- [Data to process]:
"""

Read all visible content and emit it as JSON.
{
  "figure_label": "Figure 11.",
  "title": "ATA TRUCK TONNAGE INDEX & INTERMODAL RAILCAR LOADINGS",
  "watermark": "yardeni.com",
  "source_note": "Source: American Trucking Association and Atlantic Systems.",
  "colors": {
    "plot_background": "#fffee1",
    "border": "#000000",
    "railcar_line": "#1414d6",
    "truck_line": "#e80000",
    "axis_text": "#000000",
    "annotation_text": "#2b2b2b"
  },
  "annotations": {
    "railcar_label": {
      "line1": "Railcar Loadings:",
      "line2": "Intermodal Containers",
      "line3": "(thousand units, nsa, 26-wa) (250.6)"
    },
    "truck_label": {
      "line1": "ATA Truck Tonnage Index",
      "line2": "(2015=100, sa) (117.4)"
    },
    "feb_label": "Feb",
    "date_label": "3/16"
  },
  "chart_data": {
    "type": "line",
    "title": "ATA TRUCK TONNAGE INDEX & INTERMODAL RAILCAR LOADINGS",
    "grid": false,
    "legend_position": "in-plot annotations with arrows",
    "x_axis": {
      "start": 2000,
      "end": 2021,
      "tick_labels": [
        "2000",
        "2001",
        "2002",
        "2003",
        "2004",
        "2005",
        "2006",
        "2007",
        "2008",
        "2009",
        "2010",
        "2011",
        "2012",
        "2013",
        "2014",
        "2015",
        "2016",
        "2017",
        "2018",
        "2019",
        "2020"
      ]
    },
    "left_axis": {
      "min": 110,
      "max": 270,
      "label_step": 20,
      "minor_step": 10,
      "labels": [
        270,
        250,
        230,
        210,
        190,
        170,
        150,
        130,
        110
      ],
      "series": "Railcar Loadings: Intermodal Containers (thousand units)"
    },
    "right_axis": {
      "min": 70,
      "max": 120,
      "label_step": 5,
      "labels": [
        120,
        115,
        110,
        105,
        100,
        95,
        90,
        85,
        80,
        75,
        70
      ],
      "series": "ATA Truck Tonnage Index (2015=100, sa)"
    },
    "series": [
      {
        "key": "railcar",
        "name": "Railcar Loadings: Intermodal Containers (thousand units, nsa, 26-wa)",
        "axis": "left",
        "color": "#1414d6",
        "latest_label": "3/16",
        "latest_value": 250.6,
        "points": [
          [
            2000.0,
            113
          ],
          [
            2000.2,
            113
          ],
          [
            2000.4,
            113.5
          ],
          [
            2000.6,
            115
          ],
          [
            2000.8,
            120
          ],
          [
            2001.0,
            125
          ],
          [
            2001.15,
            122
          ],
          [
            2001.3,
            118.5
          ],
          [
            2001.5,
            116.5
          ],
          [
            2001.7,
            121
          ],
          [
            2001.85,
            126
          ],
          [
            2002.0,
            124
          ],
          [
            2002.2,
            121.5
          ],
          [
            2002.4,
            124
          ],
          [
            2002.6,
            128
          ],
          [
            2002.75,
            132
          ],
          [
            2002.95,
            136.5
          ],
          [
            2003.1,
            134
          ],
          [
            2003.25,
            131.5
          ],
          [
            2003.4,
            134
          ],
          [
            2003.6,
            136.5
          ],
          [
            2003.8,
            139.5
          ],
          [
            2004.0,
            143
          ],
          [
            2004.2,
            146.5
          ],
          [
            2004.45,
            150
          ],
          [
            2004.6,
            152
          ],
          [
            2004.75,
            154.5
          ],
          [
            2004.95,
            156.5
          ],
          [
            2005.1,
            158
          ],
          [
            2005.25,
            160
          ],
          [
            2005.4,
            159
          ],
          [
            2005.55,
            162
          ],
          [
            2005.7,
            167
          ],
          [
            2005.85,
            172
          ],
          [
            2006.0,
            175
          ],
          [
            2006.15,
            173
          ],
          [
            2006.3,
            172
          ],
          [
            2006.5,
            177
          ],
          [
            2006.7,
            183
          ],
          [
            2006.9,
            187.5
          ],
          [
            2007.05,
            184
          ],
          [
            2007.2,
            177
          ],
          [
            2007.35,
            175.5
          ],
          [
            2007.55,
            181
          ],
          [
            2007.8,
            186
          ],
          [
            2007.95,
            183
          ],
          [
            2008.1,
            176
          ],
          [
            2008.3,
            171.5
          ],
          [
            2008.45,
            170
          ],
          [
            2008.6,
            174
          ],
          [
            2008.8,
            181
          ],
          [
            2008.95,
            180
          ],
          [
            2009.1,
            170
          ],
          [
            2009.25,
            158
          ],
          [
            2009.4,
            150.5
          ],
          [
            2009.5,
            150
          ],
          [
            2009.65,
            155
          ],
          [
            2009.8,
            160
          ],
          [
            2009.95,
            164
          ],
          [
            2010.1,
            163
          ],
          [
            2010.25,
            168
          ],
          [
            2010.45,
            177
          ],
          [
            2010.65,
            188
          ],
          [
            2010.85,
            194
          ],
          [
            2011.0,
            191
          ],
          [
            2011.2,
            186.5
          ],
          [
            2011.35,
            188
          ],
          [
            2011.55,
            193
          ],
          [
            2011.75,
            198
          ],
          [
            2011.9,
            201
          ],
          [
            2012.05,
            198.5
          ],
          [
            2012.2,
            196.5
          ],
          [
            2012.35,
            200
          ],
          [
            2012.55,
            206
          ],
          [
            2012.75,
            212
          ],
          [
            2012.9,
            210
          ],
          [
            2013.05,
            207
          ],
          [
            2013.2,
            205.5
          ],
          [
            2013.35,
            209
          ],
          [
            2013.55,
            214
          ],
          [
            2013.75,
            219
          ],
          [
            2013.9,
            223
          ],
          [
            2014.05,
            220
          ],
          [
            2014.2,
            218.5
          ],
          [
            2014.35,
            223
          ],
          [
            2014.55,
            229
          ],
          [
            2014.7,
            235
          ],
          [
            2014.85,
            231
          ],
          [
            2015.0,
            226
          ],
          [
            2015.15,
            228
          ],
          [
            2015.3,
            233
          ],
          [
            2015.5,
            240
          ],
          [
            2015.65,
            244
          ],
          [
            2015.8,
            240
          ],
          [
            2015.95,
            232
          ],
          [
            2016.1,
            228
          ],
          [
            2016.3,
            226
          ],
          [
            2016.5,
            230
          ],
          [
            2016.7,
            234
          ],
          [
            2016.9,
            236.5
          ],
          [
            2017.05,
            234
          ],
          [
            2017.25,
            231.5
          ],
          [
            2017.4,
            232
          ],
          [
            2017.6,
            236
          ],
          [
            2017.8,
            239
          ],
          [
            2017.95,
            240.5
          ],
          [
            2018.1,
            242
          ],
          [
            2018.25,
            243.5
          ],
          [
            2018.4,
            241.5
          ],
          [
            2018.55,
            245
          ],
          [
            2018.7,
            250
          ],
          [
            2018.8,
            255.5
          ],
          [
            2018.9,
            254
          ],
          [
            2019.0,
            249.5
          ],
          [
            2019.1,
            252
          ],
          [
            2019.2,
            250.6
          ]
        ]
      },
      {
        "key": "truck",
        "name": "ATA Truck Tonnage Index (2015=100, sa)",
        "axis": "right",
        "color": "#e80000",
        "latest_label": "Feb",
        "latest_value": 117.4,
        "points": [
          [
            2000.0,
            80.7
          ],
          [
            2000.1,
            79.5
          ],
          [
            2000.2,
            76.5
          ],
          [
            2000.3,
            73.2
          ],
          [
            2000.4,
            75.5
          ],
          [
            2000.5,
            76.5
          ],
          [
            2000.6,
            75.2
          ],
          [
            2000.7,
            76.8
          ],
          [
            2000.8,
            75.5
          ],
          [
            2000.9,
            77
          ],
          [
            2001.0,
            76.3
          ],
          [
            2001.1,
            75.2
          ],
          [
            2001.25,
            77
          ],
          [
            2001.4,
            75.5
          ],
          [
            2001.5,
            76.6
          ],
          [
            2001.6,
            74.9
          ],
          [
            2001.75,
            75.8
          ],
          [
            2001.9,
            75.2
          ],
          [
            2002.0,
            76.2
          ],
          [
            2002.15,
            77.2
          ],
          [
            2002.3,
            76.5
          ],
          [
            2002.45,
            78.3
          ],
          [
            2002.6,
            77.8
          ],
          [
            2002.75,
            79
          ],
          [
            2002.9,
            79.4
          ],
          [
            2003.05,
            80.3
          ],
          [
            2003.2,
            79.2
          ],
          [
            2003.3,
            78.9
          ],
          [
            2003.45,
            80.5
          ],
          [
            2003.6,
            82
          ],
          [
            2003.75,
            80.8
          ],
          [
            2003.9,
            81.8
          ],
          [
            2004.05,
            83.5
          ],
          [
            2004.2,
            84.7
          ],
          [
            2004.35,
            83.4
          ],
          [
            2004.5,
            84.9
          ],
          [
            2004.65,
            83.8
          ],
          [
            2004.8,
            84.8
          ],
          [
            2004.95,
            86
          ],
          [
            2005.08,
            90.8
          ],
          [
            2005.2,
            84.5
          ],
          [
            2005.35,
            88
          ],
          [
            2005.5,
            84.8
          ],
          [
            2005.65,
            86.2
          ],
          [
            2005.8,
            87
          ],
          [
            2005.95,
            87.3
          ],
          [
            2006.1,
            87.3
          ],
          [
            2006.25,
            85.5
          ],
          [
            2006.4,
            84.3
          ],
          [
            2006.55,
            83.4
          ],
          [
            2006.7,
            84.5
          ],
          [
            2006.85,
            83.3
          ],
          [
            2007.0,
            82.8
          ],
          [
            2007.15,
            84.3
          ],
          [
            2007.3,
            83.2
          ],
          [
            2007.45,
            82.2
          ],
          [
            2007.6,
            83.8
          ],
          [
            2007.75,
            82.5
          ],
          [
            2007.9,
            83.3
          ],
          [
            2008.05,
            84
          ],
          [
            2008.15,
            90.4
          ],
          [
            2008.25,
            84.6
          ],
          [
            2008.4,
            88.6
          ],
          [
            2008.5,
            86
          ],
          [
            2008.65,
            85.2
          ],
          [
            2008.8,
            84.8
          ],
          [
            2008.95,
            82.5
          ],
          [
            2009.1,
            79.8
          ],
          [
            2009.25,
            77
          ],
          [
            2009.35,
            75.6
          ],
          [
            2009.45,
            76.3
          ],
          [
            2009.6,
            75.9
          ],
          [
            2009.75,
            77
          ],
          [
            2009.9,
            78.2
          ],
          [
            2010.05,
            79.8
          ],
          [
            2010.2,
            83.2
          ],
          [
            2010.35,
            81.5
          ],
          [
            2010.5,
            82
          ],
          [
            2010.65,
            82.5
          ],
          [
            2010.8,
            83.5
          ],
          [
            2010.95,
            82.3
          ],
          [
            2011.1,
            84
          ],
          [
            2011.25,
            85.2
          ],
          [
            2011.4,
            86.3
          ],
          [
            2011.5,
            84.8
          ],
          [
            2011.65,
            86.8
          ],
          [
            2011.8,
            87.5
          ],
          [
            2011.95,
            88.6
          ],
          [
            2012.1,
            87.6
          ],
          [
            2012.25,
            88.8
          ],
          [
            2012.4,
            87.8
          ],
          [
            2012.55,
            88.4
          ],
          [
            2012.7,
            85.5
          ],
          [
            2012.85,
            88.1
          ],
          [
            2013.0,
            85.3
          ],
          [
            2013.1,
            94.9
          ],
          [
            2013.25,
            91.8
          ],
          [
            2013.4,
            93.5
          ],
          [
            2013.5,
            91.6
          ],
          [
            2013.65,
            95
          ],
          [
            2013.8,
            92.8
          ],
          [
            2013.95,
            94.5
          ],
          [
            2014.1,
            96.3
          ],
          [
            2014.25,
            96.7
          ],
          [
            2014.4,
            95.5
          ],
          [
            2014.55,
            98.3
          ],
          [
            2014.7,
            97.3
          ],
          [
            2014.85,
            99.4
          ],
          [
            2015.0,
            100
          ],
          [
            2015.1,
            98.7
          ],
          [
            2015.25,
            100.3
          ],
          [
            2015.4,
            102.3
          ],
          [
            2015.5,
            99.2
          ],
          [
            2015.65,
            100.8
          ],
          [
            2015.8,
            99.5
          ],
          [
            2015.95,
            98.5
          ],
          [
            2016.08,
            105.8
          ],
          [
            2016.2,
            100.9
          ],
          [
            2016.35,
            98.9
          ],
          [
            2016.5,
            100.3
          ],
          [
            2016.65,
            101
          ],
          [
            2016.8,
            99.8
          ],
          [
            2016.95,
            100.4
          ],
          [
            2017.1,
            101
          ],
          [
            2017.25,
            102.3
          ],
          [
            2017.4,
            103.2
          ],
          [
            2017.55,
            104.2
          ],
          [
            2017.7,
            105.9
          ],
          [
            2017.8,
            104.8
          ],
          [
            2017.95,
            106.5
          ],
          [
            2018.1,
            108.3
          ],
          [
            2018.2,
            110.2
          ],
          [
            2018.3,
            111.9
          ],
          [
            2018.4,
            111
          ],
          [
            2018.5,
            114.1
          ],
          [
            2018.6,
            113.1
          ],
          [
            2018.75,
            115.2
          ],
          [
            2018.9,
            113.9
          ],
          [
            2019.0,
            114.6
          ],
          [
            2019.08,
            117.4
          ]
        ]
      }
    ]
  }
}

"""

- [Instruction]: Of the lines in the material, how many contain the word "units"? Reply with the number and nothing else.

- [Task response]: 3